= Your objective =
Count the lines in the records beneath this task that contain the string "Stämmen", then give the count by itself.

= Listed entries =
══════════
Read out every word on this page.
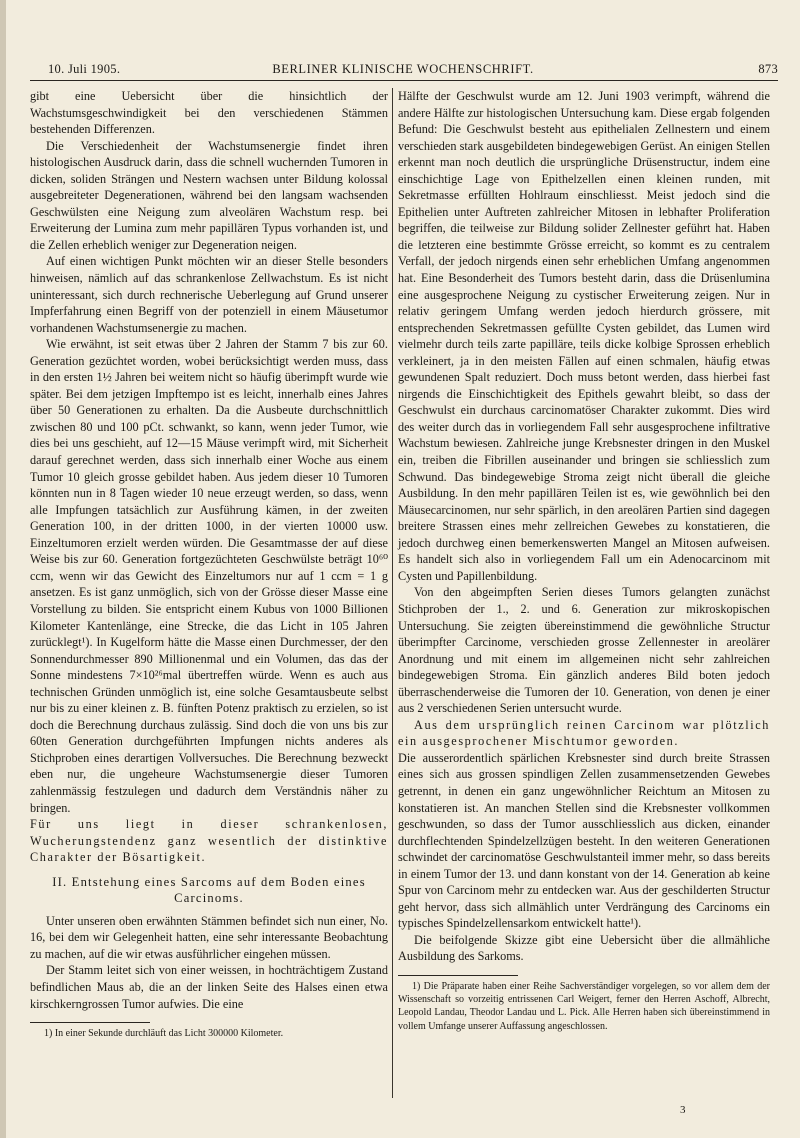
10. Juli 1905.	BERLINER KLINISCHE WOCHENSCHRIFT.	873

gibt eine Uebersicht über die hinsichtlich der Wachstumsgeschwindigkeit bei den verschiedenen Stämmen bestehenden Differenzen.

Die Verschiedenheit der Wachstumsenergie findet ihren histologischen Ausdruck darin, dass die schnell wuchernden Tumoren in dicken, soliden Strängen und Nestern wachsen unter Bildung kolossal ausgebreiteter Degenerationen, während bei den langsam wachsenden Geschwülsten eine Neigung zum alveolären Wachstum resp. bei Erweiterung der Lumina zum mehr papillären Typus vorhanden ist, und die Zellen erheblich weniger zur Degeneration neigen.

Auf einen wichtigen Punkt möchten wir an dieser Stelle besonders hinweisen, nämlich auf das schrankenlose Zellwachstum. Es ist nicht uninteressant, sich durch rechnerische Ueberlegung auf Grund unserer Impferfahrung einen Begriff von der potenziell in einem Mäusetumor vorhandenen Wachstumsenergie zu machen.

Wie erwähnt, ist seit etwas über 2 Jahren der Stamm 7 bis zur 60. Generation gezüchtet worden, wobei berücksichtigt werden muss, dass in den ersten 1½ Jahren bei weitem nicht so häufig überimpft wurde wie später. Bei dem jetzigen Impftempo ist es leicht, innerhalb eines Jahres über 50 Generationen zu erhalten. Da die Ausbeute durchschnittlich zwischen 80 und 100 pCt. schwankt, so kann, wenn jeder Tumor, wie dies bei uns geschieht, auf 12—15 Mäuse verimpft wird, mit Sicherheit darauf gerechnet werden, dass sich innerhalb einer Woche aus einem Tumor 10 gleich grosse gebildet haben. Aus jedem dieser 10 Tumoren könnten nun in 8 Tagen wieder 10 neue erzeugt werden, so dass, wenn alle Impfungen tatsächlich zur Ausführung kämen, in der zweiten Generation 100, in der dritten 1000, in der vierten 10000 usw. Einzeltumoren erzielt werden würden. Die Gesamtmasse der auf diese Weise bis zur 60. Generation fortgezüchteten Geschwülste beträgt 10⁶⁰ ccm, wenn wir das Gewicht des Einzeltumors nur auf 1 ccm = 1 g ansetzen. Es ist ganz unmöglich, sich von der Grösse dieser Masse eine Vorstellung zu bilden. Sie entspricht einem Kubus von 1000 Billionen Kilometer Kantenlänge, eine Strecke, die das Licht in 105 Jahren zurücklegt¹). In Kugelform hätte die Masse einen Durchmesser, der den Sonnendurchmesser 890 Millionenmal und ein Volumen, das das der Sonne mindestens 7×10²⁶mal übertreffen würde. Wenn es auch aus technischen Gründen unmöglich ist, eine solche Gesamtausbeute selbst nur bis zu einer kleinen z. B. fünften Potenz praktisch zu erzielen, so ist doch die Berechnung durchaus zulässig. Sind doch die von uns bis zur 60ten Generation durchgeführten Impfungen nichts anderes als Stichproben eines derartigen Vollversuches. Die Berechnung bezweckt eben nur, die ungeheure Wachstumsenergie dieser Tumoren zahlenmässig festzulegen und dadurch dem Verständnis näher zu bringen.

Für uns liegt in dieser schrankenlosen, Wucherungstendenz ganz wesentlich der distinktive Charakter der Bösartigkeit.

II. Entstehung eines Sarcoms auf dem Boden eines
Carcinoms.

Unter unseren oben erwähnten Stämmen befindet sich nun einer, No. 16, bei dem wir Gelegenheit hatten, eine sehr interessante Beobachtung zu machen, auf die wir etwas ausführlicher eingehen müssen.

Der Stamm leitet sich von einer weissen, in hochträchtigem Zustand befindlichen Maus ab, die an der linken Seite des Halses einen etwa kirschkerngrossen Tumor aufwies. Die eine

1) In einer Sekunde durchläuft das Licht 300000 Kilometer.

Hälfte der Geschwulst wurde am 12. Juni 1903 verimpft, während die andere Hälfte zur histologischen Untersuchung kam. Diese ergab folgenden Befund: Die Geschwulst besteht aus epithelialen Zellnestern und einem verschieden stark ausgebildeten bindegewebigen Gerüst. An einigen Stellen erkennt man noch deutlich die ursprüngliche Drüsenstructur, indem eine einschichtige Lage von Epithelzellen einen kleinen runden, mit Sekretmasse erfüllten Hohlraum einschliesst. Meist jedoch sind die Epithelien unter Auftreten zahlreicher Mitosen in lebhafter Proliferation begriffen, die teilweise zur Bildung solider Zellnester geführt hat. Haben die letzteren eine bestimmte Grösse erreicht, so kommt es zu centralem Verfall, der jedoch nirgends einen sehr erheblichen Umfang angenommen hat. Eine Besonderheit des Tumors besteht darin, dass die Drüsenlumina eine ausgesprochene Neigung zu cystischer Erweiterung zeigen. Nur in relativ geringem Umfang werden jedoch hierdurch grössere, mit entsprechenden Sekretmassen gefüllte Cysten gebildet, das Lumen wird vielmehr durch teils zarte papilläre, teils dicke kolbige Sprossen erheblich verkleinert, ja in den meisten Fällen auf einen schmalen, häufig etwas gewundenen Spalt reduziert. Doch muss betont werden, dass hierbei fast nirgends die Einschichtigkeit des Epithels gewahrt bleibt, so dass der Geschwulst ein durchaus carcinomatöser Charakter zukommt. Dies wird des weiter durch das in vorliegendem Fall sehr ausgesprochene infiltrative Wachstum bewiesen. Zahlreiche junge Krebsnester dringen in den Muskel ein, treiben die Fibrillen auseinander und bringen sie schliesslich zum Schwund. Das bindegewebige Stroma zeigt nicht überall die gleiche Ausbildung. In den mehr papillären Teilen ist es, wie gewöhnlich bei den Mäusecarcinomen, nur sehr spärlich, in den areolären Partien sind dagegen breitere Strassen eines mehr zellreichen Gewebes zu konstatieren, die jedoch durchweg einen bemerkenswerten Mangel an Mitosen aufweisen. Es handelt sich also in vorliegendem Fall um ein Adenocarcinom mit Cysten und Papillenbildung.

Von den abgeimpften Serien dieses Tumors gelangten zunächst Stichproben der 1., 2. und 6. Generation zur mikroskopischen Untersuchung. Sie zeigten übereinstimmend die gewöhnliche Structur überimpfter Carcinome, verschieden grosse Zellennester in areolärer Anordnung und mit einem im allgemeinen nicht sehr zahlreichen bindegewebigen Stroma. Ein gänzlich anderes Bild boten jedoch überraschenderweise die Tumoren der 10. Generation, von denen je einer aus 2 verschiedenen Serien untersucht wurde.

Aus dem ursprünglich reinen Carcinom war plötzlich ein ausgesprochener Mischtumor geworden.

Die ausserordentlich spärlichen Krebsnester sind durch breite Strassen eines sich aus grossen spindligen Zellen zusammensetzenden Gewebes getrennt, in denen ein ganz ungewöhnlicher Reichtum an Mitosen zu konstatieren ist. An manchen Stellen sind die Krebsnester vollkommen geschwunden, so dass der Tumor ausschliesslich aus dicken, einander durchflechtenden Spindelzellzügen besteht. In den weiteren Generationen schwindet der carcinomatöse Geschwulstanteil immer mehr, so dass bereits in einem Tumor der 13. und dann konstant von der 14. Generation ab keine Spur von Carcinom mehr zu entdecken war. Aus der geschilderten Structur geht hervor, dass sich allmählich unter Verdrängung des Carcinoms ein typisches Spindelzellensarkom entwickelt hatte¹).

Die beifolgende Skizze gibt eine Uebersicht über die allmähliche Ausbildung des Sarkoms.

1) Die Präparate haben einer Reihe Sachverständiger vorgelegen, so vor allem dem der Wissenschaft so vorzeitig entrissenen Carl Weigert, ferner den Herren Aschoff, Albrecht, Leopold Landau, Theodor Landau und L. Pick. Alle Herren haben sich übereinstimmend in vollem Umfange unserer Auffassung angeschlossen.

3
══════════
= Finished task =
2